FRAGMENTO DE PÁGINA >>
····················

Vista de la caja de la escalera con la magnífica bóveda esquifada en lo alto. Es una escalera de gran sencillez, pero magnífica.

 

En toda la escalera vemos el mismo juego de bovedillas de arista y bóvedas rampantes, que apean en pequeñas mensulillas.

 

Primer descansillo. Subiendo por la escalera podemos ver dos fechas: 1470, fecha en la que supuestamente se construyó; y la de 2008, fecha de su inauguración tras ser reformada.

 

Bovedillas y resultado de la reforma para adecuarlo como hotel, con el ascensor, y a la izquierda los pasillos en los cuales se ubican las habitaciones.

 

Ventanas de ventilación e iluminación de la caja de escalera.

 

 Subida al segundo piso.

 

Detalle de uno de los pilares de madera, con una decoración rococó; pasamanos de madera y sencillos balaustres de forja.

 

Arcos mixtilíneos que daban entrada a las diversas estancias, hoy a las habitaciones y servicios del albergue. En esta fotografía podemos ver la bóveda de arista (izquierda), seguida por una bóveda rampante (a la derecha),  y el inicio de otra de arista. Este sistema de cubrición lo encontramos en toda la caja de la escalera.

 

Segundo piso, a la derecha otro arco mixtilíneo que comunica con las estancias del hotel.

 

Último tramo de la escalera. Podemos ver la ventana de iluminación de la bóveda y el arranque de la misma. En este último tramo el muro se decora con pilastras adosadas entre las que se abren óculos, hoy casi todos cegados menos uno, por donde entra la luz natural a la magnífica bóveda esquifada.

 

Vista de la bóveda desde la planta segunda. Podemos observar que el último tramo de la escalera se ha cubierto con paneles para adecuarla al servicio hotelero, con lo que parte de la bóveda no se puede ver.

 

Subida al tercer piso. La caja de escalera ha sido reformada para acondicionarla para el uso que hoy se da al edificio.  Podemos observar los óculos, en este momento ciegos.

 

Bóveda esquifada de lunetos, con óculos que en su momento estarían abiertos. Hoy en día están cerrados, excepto uno, que es por donde se ilumina la bóveda.

 

Detalle de la bóveda esquifada de lunetos y el plafón central decorado con motivos vegetales.

 

Vista de la caja de escalera desde el último piso, y la solera de mármol.

 

Una vez vista la escalera “dieciochesca”, llegamos nuevamente a la planta calle, a la izquierda arranca una escalera que nos conduce a las antiguas bodegas, en las que actualmente se ubica un espacio cultural.

 

Esta es la parte más antigua del edificio, la que los dueños del edificio mencionan como parte integrante del antiguo palacio de Pedro Arbués. Bajamos por una escalera entre muros de piedra y ladrillo que nos conduce a la bodega.

 

Descendiendo por la mencionada escalera, a mano izquierda y antes de llegar a la bodega nos encontramos este pasadizo horadado en la piedra. Está cerrado con una reja y da una sensación de gran profundidad.

····················

DATOS EN ESTUDIO >>
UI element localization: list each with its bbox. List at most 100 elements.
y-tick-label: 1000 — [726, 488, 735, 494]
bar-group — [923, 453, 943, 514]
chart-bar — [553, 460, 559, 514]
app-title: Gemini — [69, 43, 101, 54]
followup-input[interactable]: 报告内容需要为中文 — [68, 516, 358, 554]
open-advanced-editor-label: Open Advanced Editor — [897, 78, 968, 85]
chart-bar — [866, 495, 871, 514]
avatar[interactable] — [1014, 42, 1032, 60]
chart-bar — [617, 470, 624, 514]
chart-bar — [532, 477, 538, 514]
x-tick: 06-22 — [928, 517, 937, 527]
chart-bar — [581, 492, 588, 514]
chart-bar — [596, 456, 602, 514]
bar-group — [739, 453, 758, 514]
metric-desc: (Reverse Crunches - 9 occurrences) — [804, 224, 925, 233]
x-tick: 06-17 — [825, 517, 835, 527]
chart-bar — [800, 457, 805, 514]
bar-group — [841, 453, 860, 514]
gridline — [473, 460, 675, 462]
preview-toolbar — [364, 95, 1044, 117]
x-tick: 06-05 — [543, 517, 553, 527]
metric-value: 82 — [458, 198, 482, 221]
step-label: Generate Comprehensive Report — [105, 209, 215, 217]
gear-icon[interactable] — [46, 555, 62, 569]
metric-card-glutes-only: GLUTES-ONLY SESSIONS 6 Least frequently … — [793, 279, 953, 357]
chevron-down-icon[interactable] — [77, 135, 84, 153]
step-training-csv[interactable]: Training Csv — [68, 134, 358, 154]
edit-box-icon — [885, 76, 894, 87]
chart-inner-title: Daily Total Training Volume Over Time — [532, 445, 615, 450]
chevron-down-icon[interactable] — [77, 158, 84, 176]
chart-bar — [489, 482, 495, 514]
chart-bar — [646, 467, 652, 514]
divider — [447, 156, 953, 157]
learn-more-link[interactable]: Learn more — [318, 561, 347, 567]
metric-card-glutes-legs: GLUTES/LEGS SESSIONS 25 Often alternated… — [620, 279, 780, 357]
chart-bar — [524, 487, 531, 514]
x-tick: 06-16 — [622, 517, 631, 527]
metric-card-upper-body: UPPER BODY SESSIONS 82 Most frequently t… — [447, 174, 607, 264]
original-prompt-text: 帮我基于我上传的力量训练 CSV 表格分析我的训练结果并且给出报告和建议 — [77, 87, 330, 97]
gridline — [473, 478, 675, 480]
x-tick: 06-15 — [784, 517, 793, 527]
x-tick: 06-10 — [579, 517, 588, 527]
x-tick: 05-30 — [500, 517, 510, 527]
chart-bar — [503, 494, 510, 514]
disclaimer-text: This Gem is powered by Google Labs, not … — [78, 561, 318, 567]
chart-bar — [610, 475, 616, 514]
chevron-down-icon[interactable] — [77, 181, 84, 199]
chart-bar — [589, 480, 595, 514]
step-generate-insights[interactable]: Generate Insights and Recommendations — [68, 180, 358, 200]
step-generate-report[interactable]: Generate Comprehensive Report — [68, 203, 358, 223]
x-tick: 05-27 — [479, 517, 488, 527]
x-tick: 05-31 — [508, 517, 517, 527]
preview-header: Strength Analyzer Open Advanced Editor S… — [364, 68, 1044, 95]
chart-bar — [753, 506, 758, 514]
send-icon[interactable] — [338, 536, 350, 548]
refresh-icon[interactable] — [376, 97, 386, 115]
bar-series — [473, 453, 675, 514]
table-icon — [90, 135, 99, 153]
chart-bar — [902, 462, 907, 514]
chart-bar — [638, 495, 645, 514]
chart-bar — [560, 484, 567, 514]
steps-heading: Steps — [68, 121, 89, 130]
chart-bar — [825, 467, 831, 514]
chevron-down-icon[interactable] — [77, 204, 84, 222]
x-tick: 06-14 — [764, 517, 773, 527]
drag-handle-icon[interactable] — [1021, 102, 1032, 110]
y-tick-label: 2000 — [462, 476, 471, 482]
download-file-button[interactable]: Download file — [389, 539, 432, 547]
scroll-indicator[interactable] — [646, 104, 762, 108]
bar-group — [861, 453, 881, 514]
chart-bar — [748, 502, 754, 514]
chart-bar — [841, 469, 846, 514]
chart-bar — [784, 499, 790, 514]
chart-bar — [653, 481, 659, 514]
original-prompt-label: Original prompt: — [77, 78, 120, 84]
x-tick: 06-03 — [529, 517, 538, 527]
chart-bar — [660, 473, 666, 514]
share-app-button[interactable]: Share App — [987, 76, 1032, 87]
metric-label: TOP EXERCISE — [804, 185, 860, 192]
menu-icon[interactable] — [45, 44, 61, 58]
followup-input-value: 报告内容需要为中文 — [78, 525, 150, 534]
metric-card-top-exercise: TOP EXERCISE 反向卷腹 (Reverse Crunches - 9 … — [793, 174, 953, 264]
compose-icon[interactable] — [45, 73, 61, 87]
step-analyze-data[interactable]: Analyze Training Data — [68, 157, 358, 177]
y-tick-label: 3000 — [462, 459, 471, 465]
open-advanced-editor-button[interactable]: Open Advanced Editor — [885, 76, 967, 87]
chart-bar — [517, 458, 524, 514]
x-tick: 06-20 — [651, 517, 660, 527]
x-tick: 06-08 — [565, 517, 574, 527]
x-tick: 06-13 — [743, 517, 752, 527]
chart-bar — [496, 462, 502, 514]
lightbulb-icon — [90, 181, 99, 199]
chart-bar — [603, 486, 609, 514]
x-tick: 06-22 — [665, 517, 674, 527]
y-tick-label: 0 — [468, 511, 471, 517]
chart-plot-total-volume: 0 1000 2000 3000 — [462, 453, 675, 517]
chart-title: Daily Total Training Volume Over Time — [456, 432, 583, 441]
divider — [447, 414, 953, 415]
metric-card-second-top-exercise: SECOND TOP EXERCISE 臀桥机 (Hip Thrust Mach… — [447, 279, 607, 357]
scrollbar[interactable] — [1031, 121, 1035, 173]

····················

OBJETIVO DEL EJERCICIO >> Traduce al inglés esta oración del fragmento sobre la escalera del edificio: "Bajamos por una escalera entre muros de piedra y ladrillo que nos conduce a la bodega." Las filas no intervienen en este ejercicio.

RESULTADO DEL EJERCICIO >> We go down a staircase between stone and brick walls that leads us to the cellar.